▶ _WHAT THE TASK ASKS_
Please print every record below exactly as it appears.

=== MATERIAL SUPPLIED ===

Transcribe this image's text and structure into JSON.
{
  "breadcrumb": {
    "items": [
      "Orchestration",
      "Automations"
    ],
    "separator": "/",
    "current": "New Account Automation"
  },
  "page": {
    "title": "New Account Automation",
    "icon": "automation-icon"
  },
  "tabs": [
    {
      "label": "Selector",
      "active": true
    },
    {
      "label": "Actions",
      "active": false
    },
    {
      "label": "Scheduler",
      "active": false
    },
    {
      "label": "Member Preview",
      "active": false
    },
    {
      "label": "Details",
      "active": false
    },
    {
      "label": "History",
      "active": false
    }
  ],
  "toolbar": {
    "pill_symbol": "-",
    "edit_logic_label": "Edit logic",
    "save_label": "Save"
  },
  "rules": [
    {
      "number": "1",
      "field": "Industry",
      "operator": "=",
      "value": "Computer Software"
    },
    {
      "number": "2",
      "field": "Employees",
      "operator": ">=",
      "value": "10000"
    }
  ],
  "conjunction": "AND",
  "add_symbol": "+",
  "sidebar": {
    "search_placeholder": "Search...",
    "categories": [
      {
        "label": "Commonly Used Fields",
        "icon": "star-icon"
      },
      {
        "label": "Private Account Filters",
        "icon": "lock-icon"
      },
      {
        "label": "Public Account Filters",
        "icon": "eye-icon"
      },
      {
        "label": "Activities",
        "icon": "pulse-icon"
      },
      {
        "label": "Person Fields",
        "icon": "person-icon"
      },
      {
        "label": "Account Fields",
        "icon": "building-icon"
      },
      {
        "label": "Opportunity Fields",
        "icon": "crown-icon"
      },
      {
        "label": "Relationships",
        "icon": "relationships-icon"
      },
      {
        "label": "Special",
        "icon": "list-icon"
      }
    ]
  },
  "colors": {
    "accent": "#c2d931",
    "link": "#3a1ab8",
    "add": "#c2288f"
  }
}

===

▶ _TASK RESULT_
Transcribe this image's text and structure into JSON.
{
  "breadcrumb": {
    "items": [
      "Orchestration",
      "Automations"
    ],
    "separator": "/",
    "current": "New Account Automation"
  },
  "page": {
    "title": "New Account Automation",
    "icon": "automation-icon"
  },
  "tabs": [
    {
      "label": "Selector",
      "active": true
    },
    {
      "label": "Actions",
      "active": false
    },
    {
      "label": "Scheduler",
      "active": false
    },
    {
      "label": "Member Preview",
      "active": false
    },
    {
      "label": "Details",
      "active": false
    },
    {
      "label": "History",
      "active": false
    }
  ],
  "toolbar": {
    "pill_symbol": "-",
    "edit_logic_label": "Edit logic",
    "save_label": "Save"
  },
  "rules": [
    {
      "number": "1",
      "field": "Industry",
      "operator": "=",
      "value": "Computer Software"
    },
    {
      "number": "2",
      "field": "Employees",
      "operator": ">=",
      "value": "10000"
    }
  ],
  "conjunction": "AND",
  "add_symbol": "+",
  "sidebar": {
    "search_placeholder": "Search...",
    "categories": [
      {
        "label": "Commonly Used Fields",
        "icon": "star-icon"
      },
      {
        "label": "Private Account Filters",
        "icon": "lock-icon"
      },
      {
        "label": "Public Account Filters",
        "icon": "eye-icon"
      },
      {
        "label": "Activities",
        "icon": "pulse-icon"
      },
      {
        "label": "Person Fields",
        "icon": "person-icon"
      },
      {
        "label": "Account Fields",
        "icon": "building-icon"
      },
      {
        "label": "Opportunity Fields",
        "icon": "crown-icon"
      },
      {
        "label": "Relationships",
        "icon": "relationships-icon"
      },
      {
        "label": "Special",
        "icon": "list-icon"
      }
    ]
  },
  "colors": {
    "accent": "#c2d931",
    "link": "#3a1ab8",
    "add": "#c2288f"
  }
}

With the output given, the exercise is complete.